What to work on>
Pull out every line below that contains the word "your".
==*==
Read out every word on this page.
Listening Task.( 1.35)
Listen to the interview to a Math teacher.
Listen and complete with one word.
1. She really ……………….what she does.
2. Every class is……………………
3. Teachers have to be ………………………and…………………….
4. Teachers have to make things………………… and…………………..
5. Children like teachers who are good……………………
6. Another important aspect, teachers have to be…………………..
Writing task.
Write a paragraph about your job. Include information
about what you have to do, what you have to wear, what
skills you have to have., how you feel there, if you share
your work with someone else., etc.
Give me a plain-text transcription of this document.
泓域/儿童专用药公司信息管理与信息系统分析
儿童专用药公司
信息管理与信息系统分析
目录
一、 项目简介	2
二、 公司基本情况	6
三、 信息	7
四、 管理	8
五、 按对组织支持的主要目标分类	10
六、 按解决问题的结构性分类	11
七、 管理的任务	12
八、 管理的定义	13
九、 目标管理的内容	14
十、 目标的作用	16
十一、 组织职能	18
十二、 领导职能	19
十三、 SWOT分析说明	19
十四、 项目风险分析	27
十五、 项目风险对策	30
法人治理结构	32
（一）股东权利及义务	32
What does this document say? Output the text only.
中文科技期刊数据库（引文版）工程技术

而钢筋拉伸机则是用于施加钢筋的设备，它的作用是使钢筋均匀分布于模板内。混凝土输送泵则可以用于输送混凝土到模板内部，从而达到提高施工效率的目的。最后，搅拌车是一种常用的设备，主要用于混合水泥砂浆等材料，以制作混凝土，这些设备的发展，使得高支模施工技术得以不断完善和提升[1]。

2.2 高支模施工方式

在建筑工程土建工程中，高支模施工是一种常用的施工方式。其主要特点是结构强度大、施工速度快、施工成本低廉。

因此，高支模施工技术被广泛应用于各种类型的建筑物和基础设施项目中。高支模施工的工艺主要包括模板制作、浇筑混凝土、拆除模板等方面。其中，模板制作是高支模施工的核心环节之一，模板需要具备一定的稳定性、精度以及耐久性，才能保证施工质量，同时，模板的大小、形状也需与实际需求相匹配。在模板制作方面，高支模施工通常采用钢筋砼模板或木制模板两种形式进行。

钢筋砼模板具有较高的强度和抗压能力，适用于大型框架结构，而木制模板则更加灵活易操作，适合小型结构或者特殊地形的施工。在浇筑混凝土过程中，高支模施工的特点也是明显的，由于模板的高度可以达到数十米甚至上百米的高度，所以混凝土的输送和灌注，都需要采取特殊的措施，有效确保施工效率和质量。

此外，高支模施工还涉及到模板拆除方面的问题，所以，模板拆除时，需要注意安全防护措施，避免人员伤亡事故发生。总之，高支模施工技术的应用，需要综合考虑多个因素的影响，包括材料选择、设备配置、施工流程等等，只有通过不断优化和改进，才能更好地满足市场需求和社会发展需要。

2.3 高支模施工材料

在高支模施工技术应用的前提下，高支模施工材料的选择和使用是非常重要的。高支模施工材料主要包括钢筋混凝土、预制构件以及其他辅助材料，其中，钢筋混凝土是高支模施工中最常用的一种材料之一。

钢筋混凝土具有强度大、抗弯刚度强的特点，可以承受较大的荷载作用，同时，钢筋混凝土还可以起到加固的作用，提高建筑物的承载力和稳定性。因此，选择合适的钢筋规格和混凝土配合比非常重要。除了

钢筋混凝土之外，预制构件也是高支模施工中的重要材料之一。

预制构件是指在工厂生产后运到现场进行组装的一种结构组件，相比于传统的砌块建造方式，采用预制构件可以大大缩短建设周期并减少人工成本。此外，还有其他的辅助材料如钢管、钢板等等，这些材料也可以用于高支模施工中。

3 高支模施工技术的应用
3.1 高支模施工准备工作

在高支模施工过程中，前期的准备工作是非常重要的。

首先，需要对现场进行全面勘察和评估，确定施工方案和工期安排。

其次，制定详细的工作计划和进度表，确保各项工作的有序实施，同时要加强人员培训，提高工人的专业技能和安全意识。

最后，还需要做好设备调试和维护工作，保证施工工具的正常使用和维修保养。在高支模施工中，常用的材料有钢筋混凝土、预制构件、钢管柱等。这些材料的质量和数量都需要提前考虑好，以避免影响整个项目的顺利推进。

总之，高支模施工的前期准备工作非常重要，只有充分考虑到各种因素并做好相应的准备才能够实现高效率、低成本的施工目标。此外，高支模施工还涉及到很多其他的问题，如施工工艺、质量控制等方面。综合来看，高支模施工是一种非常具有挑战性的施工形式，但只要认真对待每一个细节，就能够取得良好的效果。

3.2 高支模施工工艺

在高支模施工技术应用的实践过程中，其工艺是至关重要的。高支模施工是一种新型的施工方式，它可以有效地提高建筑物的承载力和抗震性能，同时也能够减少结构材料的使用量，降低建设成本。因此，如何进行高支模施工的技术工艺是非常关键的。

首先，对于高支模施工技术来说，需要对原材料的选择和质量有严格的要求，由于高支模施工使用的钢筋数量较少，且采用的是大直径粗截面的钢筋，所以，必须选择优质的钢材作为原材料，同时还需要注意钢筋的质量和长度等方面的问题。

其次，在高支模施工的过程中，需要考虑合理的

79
==*==
The solution>
Write a paragraph about your job. Include information
your work with someone else., etc.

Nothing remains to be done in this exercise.